*AIM OF THE EXERCISE*
The required output is the block of lines from the line with "Parse this screenshot: output" to the line with "Output a JSON", endpoints included and pictures omitted.

*DATA FOR THIS EXERCISE*

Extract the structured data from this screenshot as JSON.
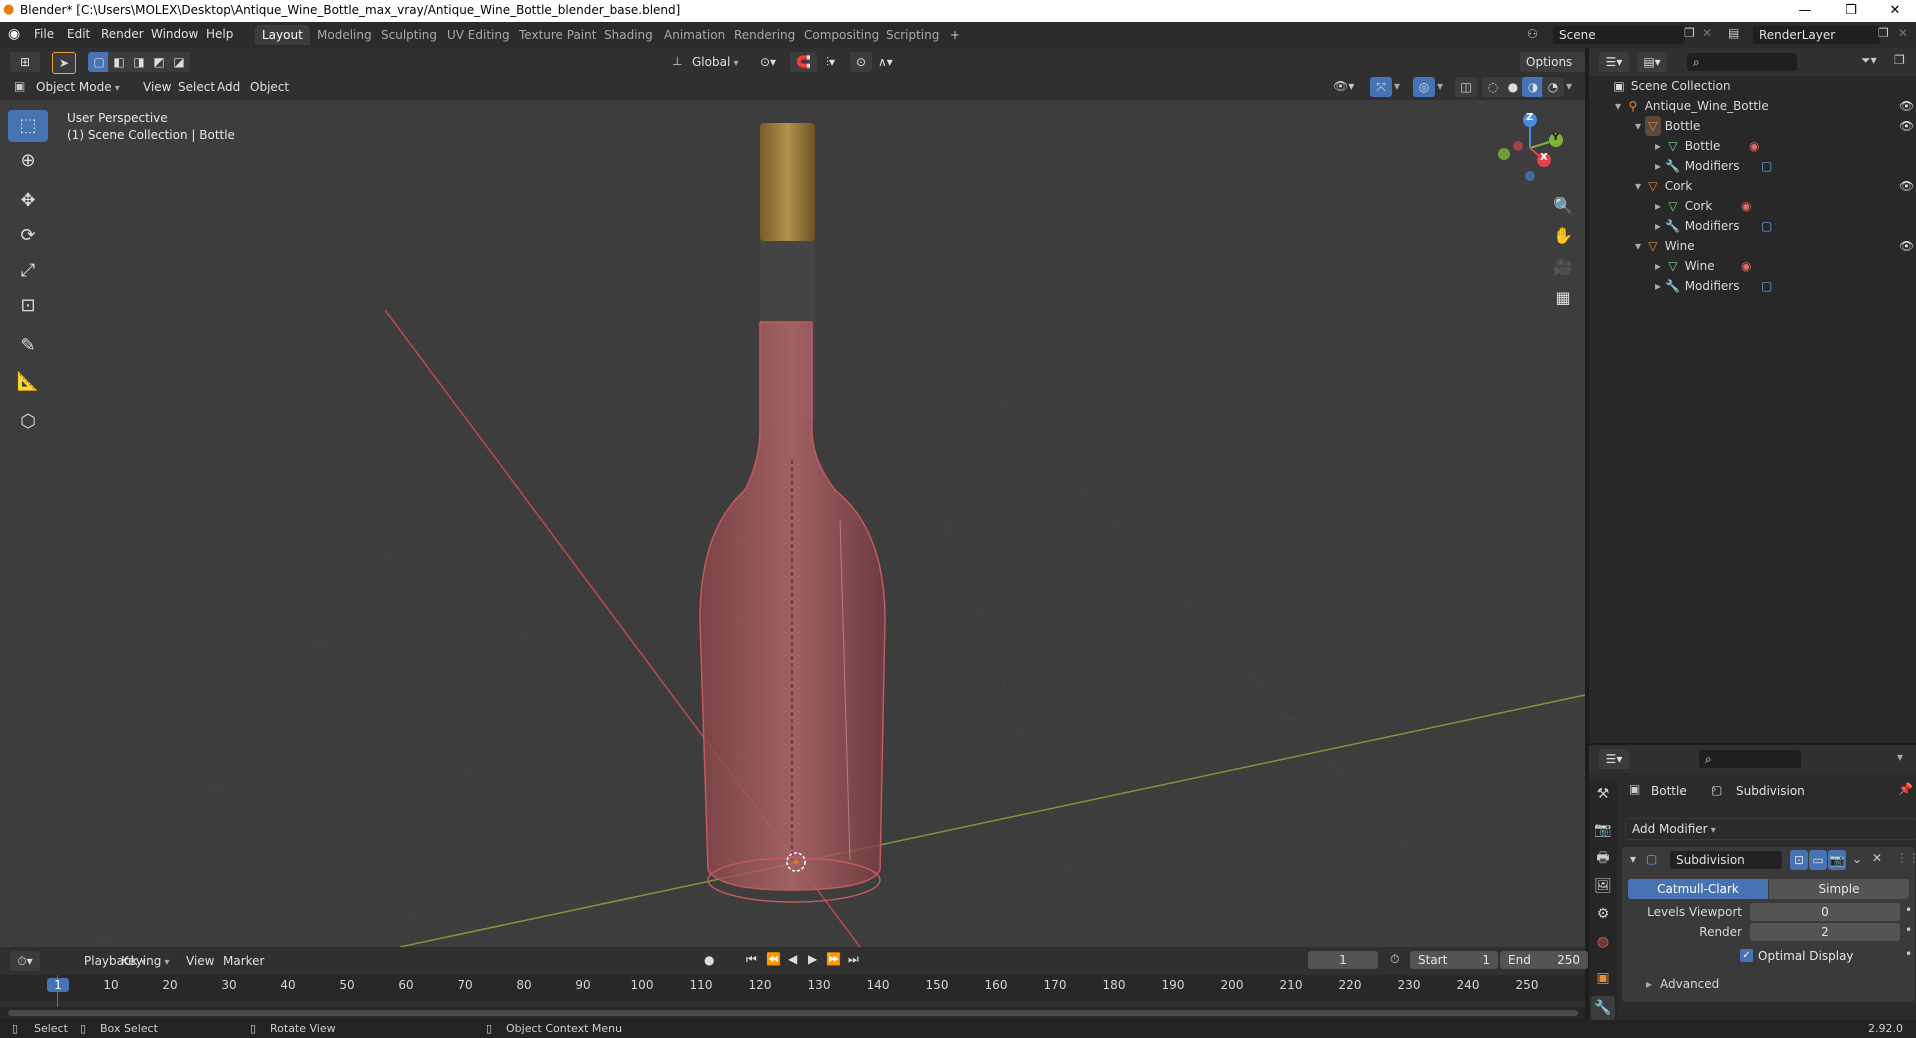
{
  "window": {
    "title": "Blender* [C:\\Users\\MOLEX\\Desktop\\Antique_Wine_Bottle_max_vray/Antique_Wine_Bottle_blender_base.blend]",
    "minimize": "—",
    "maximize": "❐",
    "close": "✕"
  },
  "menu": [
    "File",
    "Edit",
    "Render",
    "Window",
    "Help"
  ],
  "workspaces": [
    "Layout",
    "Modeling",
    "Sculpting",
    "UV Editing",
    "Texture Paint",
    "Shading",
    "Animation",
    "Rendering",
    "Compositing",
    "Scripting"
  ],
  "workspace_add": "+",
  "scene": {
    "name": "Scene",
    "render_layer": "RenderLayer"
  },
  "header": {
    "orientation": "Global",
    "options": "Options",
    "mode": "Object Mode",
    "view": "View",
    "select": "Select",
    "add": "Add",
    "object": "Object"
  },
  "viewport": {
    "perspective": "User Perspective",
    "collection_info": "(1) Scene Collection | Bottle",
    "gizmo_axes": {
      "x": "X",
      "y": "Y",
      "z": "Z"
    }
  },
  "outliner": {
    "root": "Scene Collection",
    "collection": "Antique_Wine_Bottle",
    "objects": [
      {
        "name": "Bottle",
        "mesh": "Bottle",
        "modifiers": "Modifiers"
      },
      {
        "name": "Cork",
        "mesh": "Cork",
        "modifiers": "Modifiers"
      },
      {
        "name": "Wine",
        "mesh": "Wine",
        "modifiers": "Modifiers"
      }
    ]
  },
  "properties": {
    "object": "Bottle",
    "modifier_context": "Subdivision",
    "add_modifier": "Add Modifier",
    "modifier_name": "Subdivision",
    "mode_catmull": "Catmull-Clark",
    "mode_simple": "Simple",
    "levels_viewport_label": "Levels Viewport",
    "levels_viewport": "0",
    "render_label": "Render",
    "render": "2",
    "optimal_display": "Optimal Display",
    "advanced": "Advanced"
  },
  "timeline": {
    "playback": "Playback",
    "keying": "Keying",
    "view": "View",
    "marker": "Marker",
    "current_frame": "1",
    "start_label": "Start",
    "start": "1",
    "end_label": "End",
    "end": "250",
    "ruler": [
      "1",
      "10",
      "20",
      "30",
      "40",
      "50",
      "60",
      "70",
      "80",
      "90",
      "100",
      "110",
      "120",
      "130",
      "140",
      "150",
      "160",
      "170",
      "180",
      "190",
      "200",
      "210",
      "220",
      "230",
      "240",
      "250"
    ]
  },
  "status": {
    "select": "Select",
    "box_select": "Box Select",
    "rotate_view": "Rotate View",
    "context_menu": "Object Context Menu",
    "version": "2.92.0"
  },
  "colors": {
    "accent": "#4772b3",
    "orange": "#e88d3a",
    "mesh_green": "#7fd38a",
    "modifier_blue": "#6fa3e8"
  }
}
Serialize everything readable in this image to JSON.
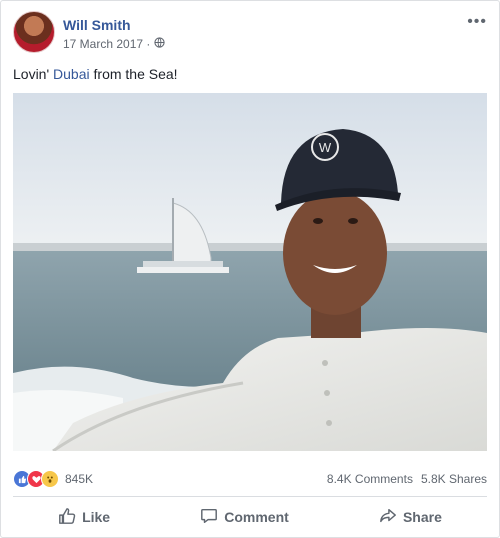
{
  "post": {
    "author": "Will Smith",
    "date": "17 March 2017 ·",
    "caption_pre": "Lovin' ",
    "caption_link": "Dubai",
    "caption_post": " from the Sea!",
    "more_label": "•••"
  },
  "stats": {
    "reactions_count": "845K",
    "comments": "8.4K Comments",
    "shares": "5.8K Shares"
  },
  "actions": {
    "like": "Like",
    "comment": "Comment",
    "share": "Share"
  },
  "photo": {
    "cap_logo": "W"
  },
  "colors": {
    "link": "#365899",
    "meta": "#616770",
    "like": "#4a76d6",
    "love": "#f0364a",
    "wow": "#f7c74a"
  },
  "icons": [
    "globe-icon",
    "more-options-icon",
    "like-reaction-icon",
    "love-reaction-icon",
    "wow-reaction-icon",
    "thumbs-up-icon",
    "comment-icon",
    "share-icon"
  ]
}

---

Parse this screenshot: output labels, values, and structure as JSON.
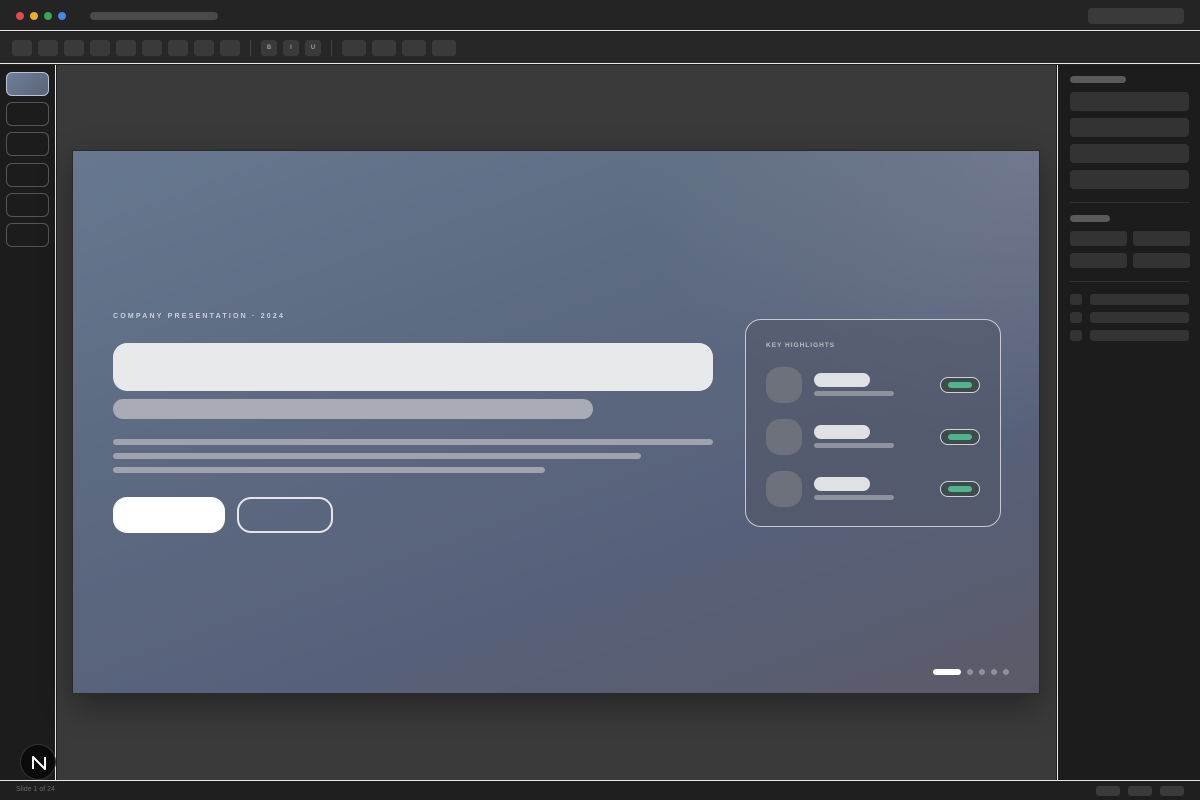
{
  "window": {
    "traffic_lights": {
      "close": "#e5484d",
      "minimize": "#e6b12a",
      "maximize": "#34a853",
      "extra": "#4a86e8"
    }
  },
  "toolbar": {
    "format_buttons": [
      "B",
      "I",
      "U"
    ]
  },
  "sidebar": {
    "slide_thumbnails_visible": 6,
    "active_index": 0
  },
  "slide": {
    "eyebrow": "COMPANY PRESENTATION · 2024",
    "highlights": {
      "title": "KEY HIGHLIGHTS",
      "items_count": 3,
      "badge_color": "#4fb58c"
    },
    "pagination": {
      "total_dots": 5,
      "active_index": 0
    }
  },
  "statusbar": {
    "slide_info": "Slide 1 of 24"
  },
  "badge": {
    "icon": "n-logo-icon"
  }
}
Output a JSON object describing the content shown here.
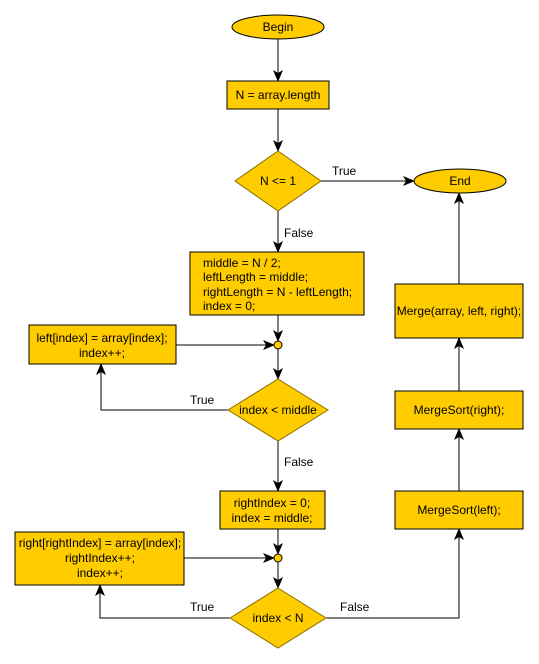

* * *

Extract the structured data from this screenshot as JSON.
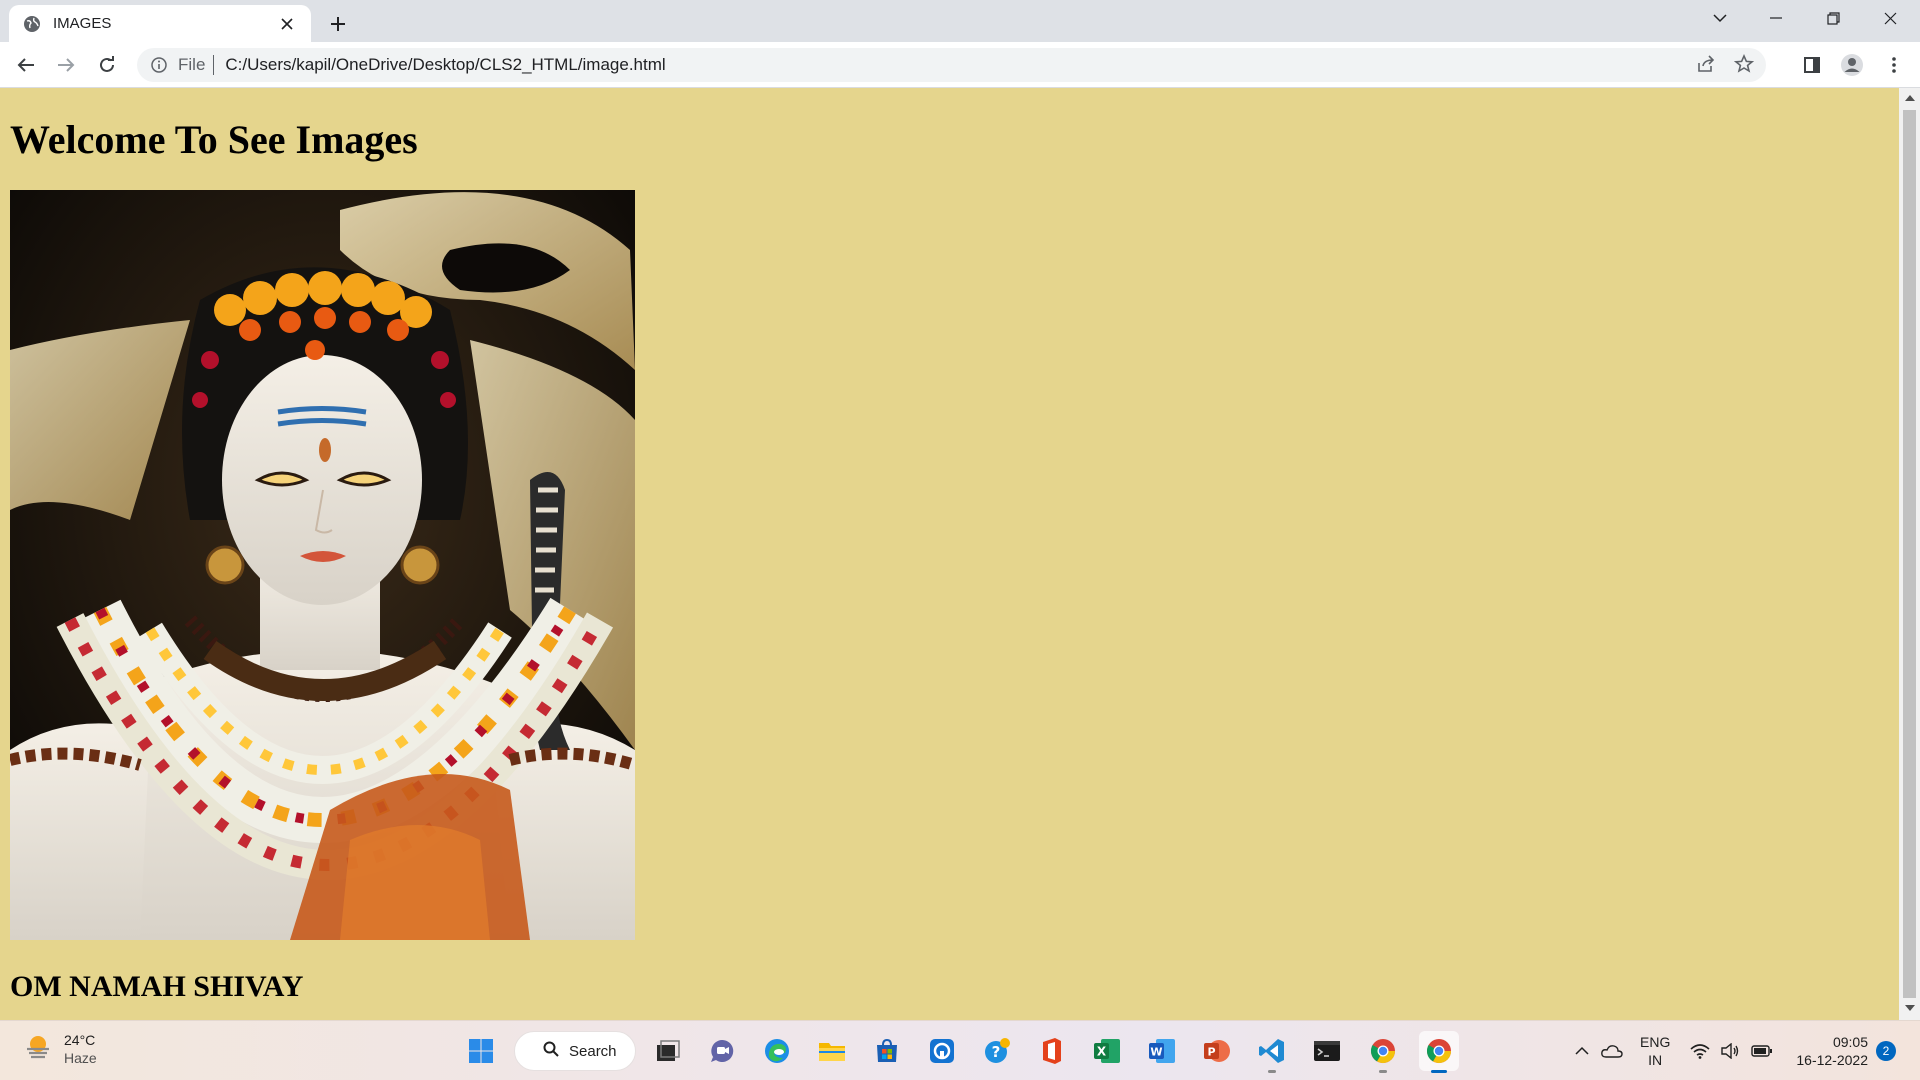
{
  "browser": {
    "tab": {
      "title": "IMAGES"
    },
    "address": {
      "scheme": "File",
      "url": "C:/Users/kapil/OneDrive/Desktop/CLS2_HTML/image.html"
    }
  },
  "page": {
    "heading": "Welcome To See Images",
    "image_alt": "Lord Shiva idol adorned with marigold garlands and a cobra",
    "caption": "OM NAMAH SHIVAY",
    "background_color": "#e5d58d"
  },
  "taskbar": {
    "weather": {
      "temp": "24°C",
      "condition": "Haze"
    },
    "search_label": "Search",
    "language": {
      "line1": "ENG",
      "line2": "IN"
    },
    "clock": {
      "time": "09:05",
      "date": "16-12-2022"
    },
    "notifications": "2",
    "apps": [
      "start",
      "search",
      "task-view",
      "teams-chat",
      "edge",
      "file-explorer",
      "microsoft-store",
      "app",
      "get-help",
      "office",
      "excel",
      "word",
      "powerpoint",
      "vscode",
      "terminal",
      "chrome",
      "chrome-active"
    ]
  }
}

*TASK OUTPUT*
Parse this screenshot: output labels, values, and structure as JSON.
{
  "window": {
    "traffic_lights": {
      "close": "#e5484d",
      "minimize": "#e6b12a",
      "maximize": "#34a853",
      "extra": "#4a86e8"
    }
  },
  "toolbar": {
    "format_buttons": [
      "B",
      "I",
      "U"
    ]
  },
  "sidebar": {
    "slide_thumbnails_visible": 6,
    "active_index": 0
  },
  "slide": {
    "eyebrow": "COMPANY PRESENTATION · 2024",
    "highlights": {
      "title": "KEY HIGHLIGHTS",
      "items_count": 3,
      "badge_color": "#4fb58c"
    },
    "pagination": {
      "total_dots": 5,
      "active_index": 0
    }
  },
  "statusbar": {
    "slide_info": "Slide 1 of 24"
  },
  "badge": {
    "icon": "n-logo-icon"
  }
}
Output a JSON object describing the content shown here.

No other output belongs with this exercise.